■ Exercise aim:
Repeat these entries verbatim, keeping every line as it stands.

■ Stored data entries:
········

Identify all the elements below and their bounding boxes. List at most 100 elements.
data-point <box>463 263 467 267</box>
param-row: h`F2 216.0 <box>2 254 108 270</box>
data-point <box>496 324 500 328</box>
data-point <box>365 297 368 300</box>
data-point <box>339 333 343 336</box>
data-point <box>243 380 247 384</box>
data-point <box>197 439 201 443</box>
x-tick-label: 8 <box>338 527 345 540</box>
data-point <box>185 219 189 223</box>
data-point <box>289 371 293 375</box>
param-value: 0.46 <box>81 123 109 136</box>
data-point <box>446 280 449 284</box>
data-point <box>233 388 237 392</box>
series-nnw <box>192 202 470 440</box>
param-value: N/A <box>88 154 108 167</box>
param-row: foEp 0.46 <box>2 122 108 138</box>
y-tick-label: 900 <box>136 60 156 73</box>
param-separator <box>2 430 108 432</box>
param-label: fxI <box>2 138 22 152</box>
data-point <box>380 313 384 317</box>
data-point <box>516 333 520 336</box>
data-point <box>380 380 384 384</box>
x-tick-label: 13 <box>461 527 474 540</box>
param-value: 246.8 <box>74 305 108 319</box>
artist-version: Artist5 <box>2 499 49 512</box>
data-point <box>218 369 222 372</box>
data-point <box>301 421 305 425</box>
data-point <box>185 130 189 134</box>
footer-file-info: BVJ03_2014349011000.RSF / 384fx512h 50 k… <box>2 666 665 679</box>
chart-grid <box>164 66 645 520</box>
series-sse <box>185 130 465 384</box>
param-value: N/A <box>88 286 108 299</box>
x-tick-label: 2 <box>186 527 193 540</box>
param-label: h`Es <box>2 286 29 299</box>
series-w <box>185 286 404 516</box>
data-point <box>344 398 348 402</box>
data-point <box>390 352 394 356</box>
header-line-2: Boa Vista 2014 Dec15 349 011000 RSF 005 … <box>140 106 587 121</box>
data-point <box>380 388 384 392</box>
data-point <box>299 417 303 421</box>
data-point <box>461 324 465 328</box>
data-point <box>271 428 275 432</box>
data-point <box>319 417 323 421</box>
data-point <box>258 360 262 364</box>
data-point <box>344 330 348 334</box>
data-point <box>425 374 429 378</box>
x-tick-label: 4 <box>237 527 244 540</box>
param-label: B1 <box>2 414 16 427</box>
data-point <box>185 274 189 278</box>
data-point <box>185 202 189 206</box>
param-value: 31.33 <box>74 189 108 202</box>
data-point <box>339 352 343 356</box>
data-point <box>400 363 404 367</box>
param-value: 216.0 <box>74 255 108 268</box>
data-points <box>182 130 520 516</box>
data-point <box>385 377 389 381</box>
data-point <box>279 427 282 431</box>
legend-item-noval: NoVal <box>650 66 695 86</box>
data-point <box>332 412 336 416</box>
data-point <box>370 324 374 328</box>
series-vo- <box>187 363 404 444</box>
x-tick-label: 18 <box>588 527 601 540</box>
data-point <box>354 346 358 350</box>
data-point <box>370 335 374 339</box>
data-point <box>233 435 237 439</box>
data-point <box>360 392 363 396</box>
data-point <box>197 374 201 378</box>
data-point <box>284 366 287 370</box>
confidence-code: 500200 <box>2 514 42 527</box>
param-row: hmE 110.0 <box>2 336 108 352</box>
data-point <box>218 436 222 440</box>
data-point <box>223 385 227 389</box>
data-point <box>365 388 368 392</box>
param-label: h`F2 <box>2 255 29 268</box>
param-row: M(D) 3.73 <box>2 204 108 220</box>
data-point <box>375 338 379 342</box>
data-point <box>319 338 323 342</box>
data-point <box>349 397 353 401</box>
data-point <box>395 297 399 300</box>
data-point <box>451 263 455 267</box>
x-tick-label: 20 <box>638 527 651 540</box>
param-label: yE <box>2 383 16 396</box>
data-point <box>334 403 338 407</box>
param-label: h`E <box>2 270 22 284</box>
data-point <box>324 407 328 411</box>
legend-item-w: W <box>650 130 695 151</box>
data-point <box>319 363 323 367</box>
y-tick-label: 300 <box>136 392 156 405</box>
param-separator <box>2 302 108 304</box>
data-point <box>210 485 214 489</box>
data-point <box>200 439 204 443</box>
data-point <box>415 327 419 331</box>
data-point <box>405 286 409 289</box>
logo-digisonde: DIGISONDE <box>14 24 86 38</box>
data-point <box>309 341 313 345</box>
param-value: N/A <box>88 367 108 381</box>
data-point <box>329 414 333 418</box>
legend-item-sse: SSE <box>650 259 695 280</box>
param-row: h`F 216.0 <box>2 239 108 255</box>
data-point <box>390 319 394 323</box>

········

■ Final answer:
Identify all the elements below and their bounding boxes. List at most 100 elements.
data-point <box>463 263 467 267</box>
param-row: h`F2 216.0 <box>2 254 108 270</box>
data-point <box>496 324 500 328</box>
data-point <box>365 297 368 300</box>
data-point <box>339 333 343 336</box>
data-point <box>243 380 247 384</box>
data-point <box>197 439 201 443</box>
x-tick-label: 8 <box>338 527 345 540</box>
data-point <box>185 219 189 223</box>
data-point <box>289 371 293 375</box>
param-value: 0.46 <box>81 123 109 136</box>
data-point <box>446 280 449 284</box>
data-point <box>233 388 237 392</box>
series-nnw <box>192 202 470 440</box>
param-value: N/A <box>88 154 108 167</box>
param-row: foEp 0.46 <box>2 122 108 138</box>
y-tick-label: 900 <box>136 60 156 73</box>
param-separator <box>2 430 108 432</box>
param-label: fxI <box>2 138 22 152</box>
data-point <box>380 313 384 317</box>
data-point <box>516 333 520 336</box>
data-point <box>380 380 384 384</box>
x-tick-label: 13 <box>461 527 474 540</box>
param-value: 246.8 <box>74 305 108 319</box>
artist-version: Artist5 <box>2 499 49 512</box>
data-point <box>218 369 222 372</box>
data-point <box>301 421 305 425</box>
data-point <box>185 130 189 134</box>
footer-file-info: BVJ03_2014349011000.RSF / 384fx512h 50 k… <box>2 666 665 679</box>
chart-grid <box>164 66 645 520</box>
series-sse <box>185 130 465 384</box>
param-value: N/A <box>88 286 108 299</box>
x-tick-label: 2 <box>186 527 193 540</box>
param-label: h`Es <box>2 286 29 299</box>
series-w <box>185 286 404 516</box>
data-point <box>344 398 348 402</box>
data-point <box>390 352 394 356</box>
header-line-2: Boa Vista 2014 Dec15 349 011000 RSF 005 … <box>140 106 587 121</box>
data-point <box>380 388 384 392</box>
data-point <box>299 417 303 421</box>
data-point <box>461 324 465 328</box>
data-point <box>271 428 275 432</box>
data-point <box>319 417 323 421</box>
data-point <box>258 360 262 364</box>
data-point <box>344 330 348 334</box>
data-point <box>425 374 429 378</box>
x-tick-label: 4 <box>237 527 244 540</box>
param-label: B1 <box>2 414 16 427</box>
data-point <box>185 274 189 278</box>
data-point <box>185 202 189 206</box>
param-value: 31.33 <box>74 189 108 202</box>
data-point <box>339 352 343 356</box>
data-point <box>400 363 404 367</box>
param-value: 216.0 <box>74 255 108 268</box>
data-points <box>182 130 520 516</box>
data-point <box>385 377 389 381</box>
data-point <box>279 427 282 431</box>
legend-item-noval: NoVal <box>650 66 695 86</box>
data-point <box>332 412 336 416</box>
data-point <box>370 324 374 328</box>
series-vo- <box>187 363 404 444</box>
x-tick-label: 18 <box>588 527 601 540</box>
data-point <box>354 346 358 350</box>
data-point <box>370 335 374 339</box>
data-point <box>233 435 237 439</box>
data-point <box>360 392 363 396</box>
data-point <box>197 374 201 378</box>
data-point <box>284 366 287 370</box>
confidence-code: 500200 <box>2 514 42 527</box>
param-row: hmE 110.0 <box>2 336 108 352</box>
data-point <box>218 436 222 440</box>
data-point <box>223 385 227 389</box>
data-point <box>365 388 368 392</box>
param-label: h`F2 <box>2 255 29 268</box>
param-row: M(D) 3.73 <box>2 204 108 220</box>
data-point <box>375 338 379 342</box>
data-point <box>319 338 323 342</box>
data-point <box>349 397 353 401</box>
data-point <box>395 297 399 300</box>
data-point <box>451 263 455 267</box>
x-tick-label: 20 <box>638 527 651 540</box>
param-label: yE <box>2 383 16 396</box>
data-point <box>334 403 338 407</box>
param-label: h`E <box>2 270 22 284</box>
data-point <box>324 407 328 411</box>
legend-item-w: W <box>650 130 695 151</box>
data-point <box>319 363 323 367</box>
y-tick-label: 300 <box>136 392 156 405</box>
param-separator <box>2 302 108 304</box>
data-point <box>210 485 214 489</box>
data-point <box>200 439 204 443</box>
data-point <box>415 327 419 331</box>
data-point <box>405 286 409 289</box>
logo-digisonde: DIGISONDE <box>14 24 86 38</box>
data-point <box>309 341 313 345</box>
param-value: N/A <box>88 367 108 381</box>
data-point <box>329 414 333 418</box>
legend-item-sse: SSE <box>650 259 695 280</box>
param-row: h`F 216.0 <box>2 239 108 255</box>
data-point <box>390 319 394 323</box>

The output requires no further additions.